### Dataset records ###

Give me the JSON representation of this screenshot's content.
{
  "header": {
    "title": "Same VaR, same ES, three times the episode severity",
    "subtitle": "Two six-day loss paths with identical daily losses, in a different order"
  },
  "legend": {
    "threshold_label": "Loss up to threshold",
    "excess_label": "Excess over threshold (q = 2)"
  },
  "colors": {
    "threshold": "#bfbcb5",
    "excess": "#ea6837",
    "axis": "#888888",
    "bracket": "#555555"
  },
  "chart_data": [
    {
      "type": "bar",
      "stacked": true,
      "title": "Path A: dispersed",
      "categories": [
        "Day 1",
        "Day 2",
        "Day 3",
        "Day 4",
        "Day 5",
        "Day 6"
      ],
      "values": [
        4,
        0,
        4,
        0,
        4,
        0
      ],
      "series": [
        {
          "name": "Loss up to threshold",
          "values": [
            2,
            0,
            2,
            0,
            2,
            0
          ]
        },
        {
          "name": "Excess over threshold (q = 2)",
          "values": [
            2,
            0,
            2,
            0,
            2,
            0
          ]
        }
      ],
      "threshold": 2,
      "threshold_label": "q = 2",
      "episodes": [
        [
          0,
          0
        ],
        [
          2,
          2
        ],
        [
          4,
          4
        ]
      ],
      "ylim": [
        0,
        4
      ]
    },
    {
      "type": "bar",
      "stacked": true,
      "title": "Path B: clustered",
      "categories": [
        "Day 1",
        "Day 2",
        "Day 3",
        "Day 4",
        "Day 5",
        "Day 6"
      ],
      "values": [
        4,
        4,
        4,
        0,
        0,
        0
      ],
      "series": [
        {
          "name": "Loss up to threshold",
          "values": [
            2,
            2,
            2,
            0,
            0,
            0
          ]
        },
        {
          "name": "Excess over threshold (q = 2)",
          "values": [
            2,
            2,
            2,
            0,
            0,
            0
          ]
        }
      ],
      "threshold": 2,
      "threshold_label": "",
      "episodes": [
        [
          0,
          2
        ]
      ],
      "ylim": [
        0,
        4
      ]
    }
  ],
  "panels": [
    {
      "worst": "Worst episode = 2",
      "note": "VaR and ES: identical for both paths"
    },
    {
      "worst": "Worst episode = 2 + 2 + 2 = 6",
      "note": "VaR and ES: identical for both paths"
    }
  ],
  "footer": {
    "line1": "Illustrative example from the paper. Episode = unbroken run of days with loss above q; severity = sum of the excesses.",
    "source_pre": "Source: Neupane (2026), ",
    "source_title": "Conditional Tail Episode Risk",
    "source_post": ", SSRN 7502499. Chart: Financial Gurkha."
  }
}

###

**What to work on:** A number is the only answer here: how many lines of the material above contain "with"?

**Solution:** 2